__Given exercise__:
Take each line containing "displayed" and report it exactly as written.

── Available records

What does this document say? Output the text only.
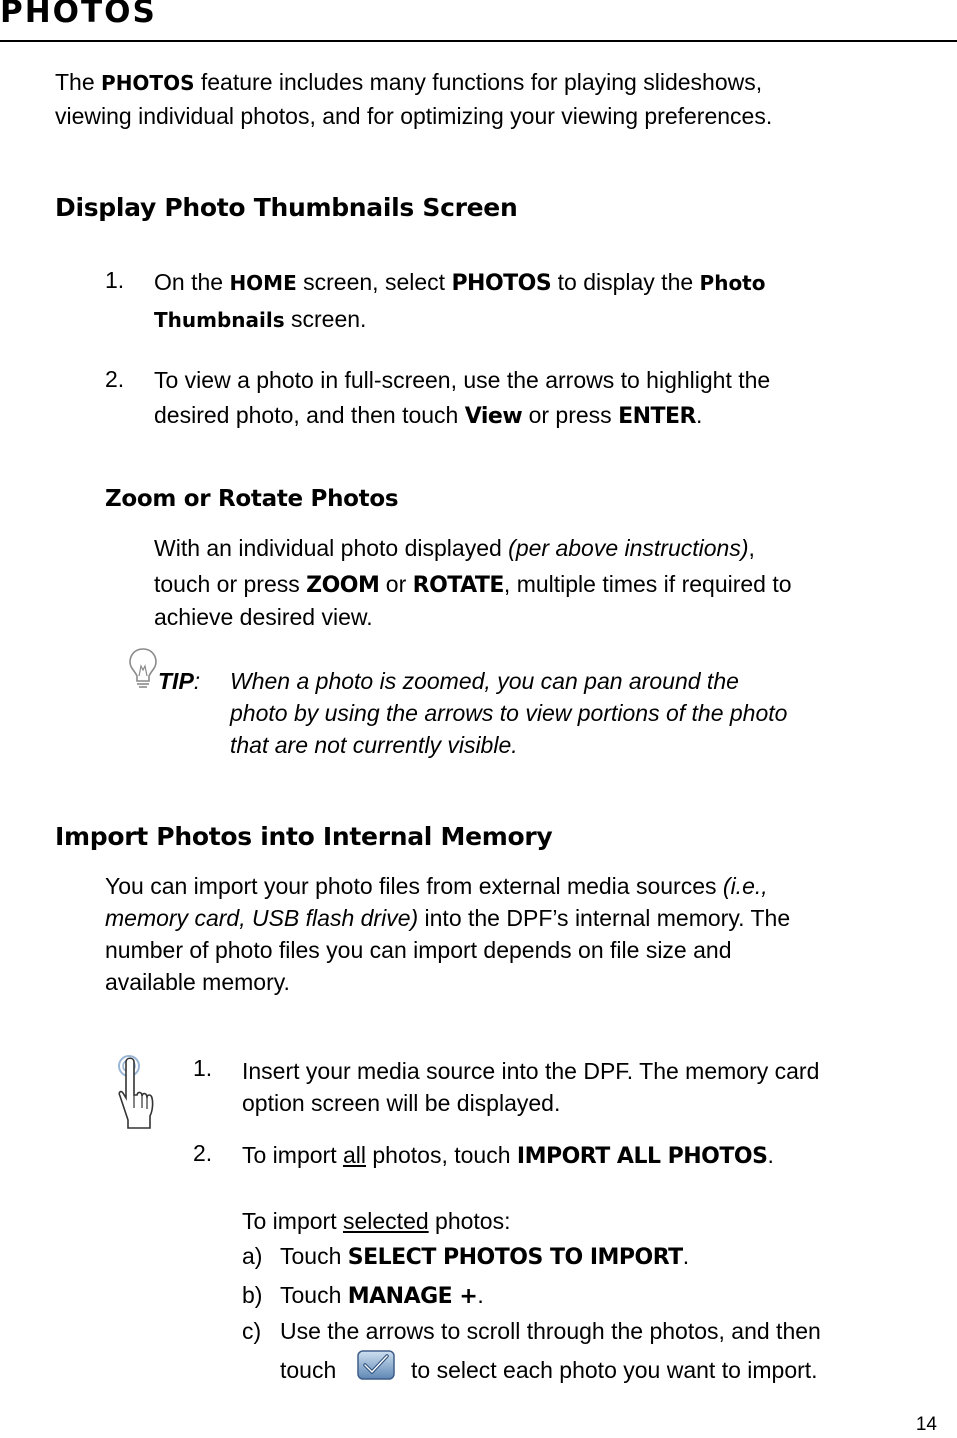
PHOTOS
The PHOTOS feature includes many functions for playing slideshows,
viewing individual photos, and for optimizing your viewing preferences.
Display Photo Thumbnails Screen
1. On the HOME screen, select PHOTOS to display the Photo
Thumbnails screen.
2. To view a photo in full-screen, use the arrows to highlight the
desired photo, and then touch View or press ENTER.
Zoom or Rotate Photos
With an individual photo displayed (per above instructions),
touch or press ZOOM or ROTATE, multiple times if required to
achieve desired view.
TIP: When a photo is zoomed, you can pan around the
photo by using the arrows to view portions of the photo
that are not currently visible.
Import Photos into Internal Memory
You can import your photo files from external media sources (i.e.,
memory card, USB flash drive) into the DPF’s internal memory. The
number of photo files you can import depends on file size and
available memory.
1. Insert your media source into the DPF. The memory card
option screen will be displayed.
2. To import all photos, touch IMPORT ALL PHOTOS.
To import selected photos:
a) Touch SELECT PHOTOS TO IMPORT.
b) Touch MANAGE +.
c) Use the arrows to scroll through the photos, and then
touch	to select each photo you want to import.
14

────
── Available records

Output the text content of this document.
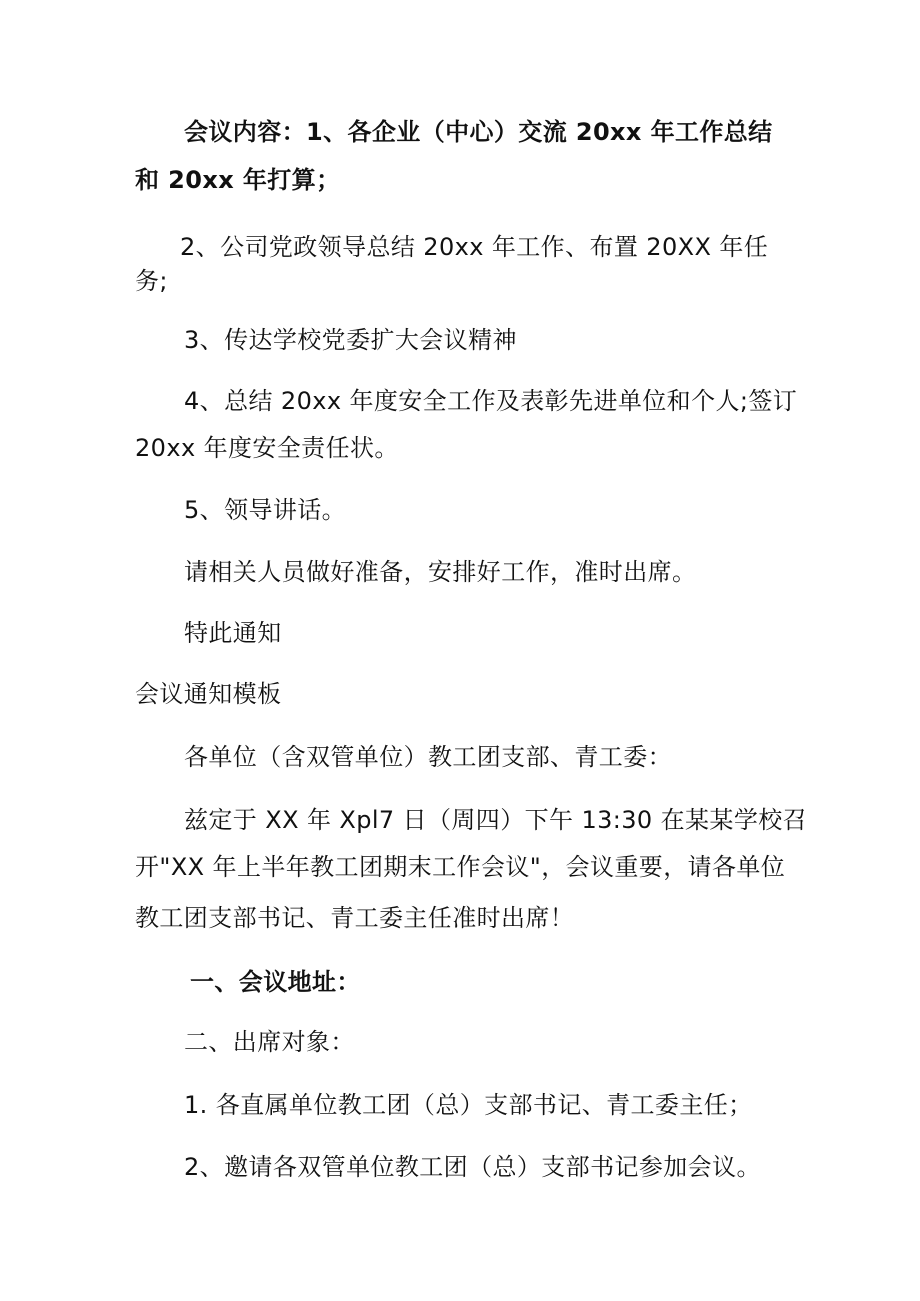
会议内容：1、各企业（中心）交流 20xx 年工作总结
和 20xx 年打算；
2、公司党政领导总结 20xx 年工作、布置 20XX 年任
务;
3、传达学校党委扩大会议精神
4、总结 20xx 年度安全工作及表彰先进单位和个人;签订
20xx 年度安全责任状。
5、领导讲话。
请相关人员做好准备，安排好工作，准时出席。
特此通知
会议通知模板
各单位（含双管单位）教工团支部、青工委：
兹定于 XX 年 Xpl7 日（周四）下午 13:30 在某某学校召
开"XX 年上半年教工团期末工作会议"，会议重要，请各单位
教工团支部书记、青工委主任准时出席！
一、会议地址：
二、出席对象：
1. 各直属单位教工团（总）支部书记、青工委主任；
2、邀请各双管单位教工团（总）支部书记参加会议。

────
── Available records

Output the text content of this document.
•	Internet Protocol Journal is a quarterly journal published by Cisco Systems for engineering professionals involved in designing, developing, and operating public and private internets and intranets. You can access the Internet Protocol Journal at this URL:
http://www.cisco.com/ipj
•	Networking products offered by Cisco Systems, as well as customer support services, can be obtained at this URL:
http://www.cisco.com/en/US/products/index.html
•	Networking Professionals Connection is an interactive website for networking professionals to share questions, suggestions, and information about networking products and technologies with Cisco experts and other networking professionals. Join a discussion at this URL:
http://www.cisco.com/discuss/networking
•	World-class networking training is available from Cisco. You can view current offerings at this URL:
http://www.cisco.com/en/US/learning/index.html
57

────

__Result__:
With an individual photo displayed (per above instructions),
option screen will be displayed.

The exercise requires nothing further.